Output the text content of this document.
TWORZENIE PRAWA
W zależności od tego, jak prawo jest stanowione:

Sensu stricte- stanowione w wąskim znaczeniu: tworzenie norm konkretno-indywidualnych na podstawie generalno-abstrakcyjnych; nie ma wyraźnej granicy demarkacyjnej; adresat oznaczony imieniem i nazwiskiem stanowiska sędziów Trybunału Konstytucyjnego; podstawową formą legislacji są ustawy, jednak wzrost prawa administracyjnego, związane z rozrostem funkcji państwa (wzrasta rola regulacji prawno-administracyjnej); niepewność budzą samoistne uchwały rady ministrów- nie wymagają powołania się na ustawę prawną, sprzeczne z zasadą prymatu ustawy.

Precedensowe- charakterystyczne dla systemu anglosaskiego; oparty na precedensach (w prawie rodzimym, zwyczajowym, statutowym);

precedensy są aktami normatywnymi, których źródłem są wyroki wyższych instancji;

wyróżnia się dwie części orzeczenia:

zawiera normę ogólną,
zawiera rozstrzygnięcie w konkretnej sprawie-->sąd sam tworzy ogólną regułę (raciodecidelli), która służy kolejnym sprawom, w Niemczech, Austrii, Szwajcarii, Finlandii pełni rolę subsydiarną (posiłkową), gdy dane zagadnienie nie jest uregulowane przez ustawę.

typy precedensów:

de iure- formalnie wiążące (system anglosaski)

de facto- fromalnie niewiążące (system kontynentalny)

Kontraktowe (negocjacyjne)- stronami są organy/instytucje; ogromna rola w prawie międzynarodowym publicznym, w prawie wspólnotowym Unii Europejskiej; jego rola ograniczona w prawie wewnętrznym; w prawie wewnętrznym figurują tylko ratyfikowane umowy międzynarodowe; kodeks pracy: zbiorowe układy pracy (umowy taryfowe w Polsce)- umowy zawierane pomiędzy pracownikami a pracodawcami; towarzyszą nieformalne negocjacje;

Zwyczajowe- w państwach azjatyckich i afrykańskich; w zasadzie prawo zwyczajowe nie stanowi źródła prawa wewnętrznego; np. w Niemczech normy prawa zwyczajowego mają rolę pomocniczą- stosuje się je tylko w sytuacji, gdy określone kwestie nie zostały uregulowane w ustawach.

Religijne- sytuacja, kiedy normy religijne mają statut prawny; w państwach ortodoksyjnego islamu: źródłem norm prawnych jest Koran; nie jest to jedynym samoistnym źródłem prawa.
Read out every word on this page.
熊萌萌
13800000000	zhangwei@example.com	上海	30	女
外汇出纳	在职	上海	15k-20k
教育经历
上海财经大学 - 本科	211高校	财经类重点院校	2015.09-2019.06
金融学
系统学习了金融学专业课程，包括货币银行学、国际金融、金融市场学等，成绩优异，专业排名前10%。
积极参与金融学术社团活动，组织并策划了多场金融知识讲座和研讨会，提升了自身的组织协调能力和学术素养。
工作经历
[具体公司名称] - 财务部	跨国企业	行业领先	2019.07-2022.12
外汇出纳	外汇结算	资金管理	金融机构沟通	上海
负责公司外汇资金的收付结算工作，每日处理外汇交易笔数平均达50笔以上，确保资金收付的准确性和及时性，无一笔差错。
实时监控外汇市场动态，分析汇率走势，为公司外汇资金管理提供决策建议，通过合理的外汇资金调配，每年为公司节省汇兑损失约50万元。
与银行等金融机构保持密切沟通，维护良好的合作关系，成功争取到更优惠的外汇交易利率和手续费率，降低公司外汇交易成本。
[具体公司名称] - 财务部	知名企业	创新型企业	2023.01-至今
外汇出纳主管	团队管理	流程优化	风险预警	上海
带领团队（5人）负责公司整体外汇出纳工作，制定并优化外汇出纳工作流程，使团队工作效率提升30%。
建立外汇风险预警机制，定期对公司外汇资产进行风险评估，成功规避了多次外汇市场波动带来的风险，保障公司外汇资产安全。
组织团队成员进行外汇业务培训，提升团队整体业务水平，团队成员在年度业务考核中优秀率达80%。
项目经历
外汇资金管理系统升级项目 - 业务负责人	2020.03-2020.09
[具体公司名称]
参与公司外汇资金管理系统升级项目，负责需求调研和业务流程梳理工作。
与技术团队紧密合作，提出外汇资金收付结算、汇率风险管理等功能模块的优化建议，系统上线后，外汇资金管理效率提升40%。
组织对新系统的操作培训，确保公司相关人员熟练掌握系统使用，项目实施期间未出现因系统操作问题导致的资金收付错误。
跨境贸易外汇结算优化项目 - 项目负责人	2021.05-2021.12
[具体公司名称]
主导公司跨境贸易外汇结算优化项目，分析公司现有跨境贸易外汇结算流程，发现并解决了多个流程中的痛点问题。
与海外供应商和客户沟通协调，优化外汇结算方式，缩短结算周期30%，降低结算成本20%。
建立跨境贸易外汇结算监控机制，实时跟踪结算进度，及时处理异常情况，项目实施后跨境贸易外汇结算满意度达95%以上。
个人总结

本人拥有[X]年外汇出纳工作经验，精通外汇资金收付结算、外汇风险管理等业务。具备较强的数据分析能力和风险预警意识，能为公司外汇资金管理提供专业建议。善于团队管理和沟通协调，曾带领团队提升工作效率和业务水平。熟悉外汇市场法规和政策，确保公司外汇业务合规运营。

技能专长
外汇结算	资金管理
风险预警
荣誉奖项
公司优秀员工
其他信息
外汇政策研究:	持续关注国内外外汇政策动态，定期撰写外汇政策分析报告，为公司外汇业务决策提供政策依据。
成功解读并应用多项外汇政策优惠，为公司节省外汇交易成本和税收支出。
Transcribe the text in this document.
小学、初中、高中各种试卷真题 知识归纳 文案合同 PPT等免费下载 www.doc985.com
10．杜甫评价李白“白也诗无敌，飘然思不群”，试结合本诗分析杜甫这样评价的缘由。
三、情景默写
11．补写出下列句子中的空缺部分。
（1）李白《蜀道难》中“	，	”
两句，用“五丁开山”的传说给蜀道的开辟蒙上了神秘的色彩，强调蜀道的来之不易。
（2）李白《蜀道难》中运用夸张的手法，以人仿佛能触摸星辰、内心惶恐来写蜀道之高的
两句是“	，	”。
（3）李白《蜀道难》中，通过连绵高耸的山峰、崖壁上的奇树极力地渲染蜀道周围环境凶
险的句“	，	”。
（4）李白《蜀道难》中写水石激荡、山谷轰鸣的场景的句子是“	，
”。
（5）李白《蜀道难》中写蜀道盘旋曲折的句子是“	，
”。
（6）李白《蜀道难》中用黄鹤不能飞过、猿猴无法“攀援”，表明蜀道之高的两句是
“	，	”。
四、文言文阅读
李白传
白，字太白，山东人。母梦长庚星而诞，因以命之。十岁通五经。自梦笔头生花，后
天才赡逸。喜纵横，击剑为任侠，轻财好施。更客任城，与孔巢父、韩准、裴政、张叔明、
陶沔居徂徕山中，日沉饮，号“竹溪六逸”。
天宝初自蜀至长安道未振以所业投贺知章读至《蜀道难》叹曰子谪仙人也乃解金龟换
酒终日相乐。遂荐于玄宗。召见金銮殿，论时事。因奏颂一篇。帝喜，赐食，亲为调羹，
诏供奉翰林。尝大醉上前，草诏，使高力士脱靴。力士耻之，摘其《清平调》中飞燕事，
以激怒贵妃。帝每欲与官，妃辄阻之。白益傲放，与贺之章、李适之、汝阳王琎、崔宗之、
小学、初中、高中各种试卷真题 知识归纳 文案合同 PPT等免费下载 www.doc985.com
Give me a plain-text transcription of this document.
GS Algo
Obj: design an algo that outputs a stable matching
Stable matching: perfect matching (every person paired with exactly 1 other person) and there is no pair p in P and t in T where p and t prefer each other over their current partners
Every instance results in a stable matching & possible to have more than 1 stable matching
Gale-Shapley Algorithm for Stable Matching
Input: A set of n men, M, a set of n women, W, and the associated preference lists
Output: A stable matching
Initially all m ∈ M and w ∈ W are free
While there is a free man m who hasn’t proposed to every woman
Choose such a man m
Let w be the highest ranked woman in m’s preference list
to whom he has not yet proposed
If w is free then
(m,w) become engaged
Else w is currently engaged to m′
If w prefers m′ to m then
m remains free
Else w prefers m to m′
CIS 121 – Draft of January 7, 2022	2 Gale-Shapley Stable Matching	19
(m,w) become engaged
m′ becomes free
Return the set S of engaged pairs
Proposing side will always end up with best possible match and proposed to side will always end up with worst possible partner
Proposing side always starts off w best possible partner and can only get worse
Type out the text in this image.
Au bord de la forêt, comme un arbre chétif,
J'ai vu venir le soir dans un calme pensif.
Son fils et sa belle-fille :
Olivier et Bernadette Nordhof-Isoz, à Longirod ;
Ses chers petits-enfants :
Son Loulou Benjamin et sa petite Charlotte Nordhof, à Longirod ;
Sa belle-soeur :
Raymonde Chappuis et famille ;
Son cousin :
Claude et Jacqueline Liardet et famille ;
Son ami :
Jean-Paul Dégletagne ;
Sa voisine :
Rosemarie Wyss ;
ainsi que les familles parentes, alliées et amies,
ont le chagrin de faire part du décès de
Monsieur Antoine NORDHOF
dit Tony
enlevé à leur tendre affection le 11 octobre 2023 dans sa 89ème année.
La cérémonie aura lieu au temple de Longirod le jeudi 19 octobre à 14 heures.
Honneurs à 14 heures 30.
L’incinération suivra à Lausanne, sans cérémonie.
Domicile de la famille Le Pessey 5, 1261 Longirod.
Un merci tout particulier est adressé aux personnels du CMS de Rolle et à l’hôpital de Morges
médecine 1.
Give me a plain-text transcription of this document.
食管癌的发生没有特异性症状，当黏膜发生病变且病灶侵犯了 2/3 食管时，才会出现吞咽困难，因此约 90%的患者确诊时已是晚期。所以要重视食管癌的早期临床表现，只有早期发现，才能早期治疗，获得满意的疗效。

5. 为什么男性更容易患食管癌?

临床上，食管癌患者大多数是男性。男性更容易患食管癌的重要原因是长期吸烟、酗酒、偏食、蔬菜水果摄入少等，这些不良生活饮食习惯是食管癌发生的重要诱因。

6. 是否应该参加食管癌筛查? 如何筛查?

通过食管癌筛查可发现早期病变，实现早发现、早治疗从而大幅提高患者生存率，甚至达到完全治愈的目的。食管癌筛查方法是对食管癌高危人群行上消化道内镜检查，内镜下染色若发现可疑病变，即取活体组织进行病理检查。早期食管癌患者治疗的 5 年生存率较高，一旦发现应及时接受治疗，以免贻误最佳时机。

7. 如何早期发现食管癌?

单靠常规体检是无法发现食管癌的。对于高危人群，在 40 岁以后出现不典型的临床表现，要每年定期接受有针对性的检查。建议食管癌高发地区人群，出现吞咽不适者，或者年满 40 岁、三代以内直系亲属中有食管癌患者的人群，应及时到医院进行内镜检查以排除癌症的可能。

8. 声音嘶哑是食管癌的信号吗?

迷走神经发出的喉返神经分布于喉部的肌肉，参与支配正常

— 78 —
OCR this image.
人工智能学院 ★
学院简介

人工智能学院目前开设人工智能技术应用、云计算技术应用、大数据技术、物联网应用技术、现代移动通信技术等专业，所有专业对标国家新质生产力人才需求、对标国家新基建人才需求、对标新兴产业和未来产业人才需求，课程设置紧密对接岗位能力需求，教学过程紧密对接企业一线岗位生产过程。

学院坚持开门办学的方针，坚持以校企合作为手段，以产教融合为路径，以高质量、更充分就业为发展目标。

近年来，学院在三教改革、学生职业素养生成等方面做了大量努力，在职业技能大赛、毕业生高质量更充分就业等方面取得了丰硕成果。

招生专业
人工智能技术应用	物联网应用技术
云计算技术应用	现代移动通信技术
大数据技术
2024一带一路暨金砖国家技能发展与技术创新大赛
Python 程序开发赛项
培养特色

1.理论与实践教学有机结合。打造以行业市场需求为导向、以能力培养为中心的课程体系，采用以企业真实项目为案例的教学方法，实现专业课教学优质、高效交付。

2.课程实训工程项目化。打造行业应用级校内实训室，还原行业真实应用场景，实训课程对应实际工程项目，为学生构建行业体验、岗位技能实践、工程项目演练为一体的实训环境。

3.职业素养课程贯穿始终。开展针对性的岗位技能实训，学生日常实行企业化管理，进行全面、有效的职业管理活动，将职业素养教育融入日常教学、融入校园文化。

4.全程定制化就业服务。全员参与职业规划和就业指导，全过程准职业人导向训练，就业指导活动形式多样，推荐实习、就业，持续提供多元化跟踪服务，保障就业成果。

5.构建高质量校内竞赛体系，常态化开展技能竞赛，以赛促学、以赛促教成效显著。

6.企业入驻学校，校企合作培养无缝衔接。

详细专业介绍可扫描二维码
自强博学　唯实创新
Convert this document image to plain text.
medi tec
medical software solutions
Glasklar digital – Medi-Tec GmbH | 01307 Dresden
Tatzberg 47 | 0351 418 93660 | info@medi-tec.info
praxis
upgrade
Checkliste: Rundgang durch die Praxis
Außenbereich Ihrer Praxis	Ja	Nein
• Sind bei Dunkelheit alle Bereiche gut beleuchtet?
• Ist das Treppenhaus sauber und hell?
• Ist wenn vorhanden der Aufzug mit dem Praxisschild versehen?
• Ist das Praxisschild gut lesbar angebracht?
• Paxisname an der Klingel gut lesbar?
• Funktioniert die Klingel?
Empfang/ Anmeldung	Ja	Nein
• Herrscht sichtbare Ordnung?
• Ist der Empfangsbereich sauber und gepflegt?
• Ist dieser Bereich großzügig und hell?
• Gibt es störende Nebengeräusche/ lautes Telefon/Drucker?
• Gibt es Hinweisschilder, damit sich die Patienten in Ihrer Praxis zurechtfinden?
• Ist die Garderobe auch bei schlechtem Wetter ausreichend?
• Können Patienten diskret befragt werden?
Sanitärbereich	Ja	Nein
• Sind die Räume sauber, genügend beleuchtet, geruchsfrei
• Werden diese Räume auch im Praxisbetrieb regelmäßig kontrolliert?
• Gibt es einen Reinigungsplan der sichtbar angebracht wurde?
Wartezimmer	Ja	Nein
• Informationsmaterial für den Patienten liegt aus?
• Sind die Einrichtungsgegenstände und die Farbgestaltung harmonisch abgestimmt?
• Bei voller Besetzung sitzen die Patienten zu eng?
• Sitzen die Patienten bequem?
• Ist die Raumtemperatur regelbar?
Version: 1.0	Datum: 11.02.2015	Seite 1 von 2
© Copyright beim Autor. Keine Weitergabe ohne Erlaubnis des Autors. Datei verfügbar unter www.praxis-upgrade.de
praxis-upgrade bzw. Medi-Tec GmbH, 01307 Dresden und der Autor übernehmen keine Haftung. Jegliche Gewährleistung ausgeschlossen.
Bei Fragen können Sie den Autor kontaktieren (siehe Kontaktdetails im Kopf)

════════════════════

**SET TASK:**
Pull out the lines above in which the word "Ihrer" appears.

**RESULT:**
Außenbereich Ihrer Praxis	Ja	Nein
• Gibt es Hinweisschilder, damit sich die Patienten in Ihrer Praxis zurechtfinden?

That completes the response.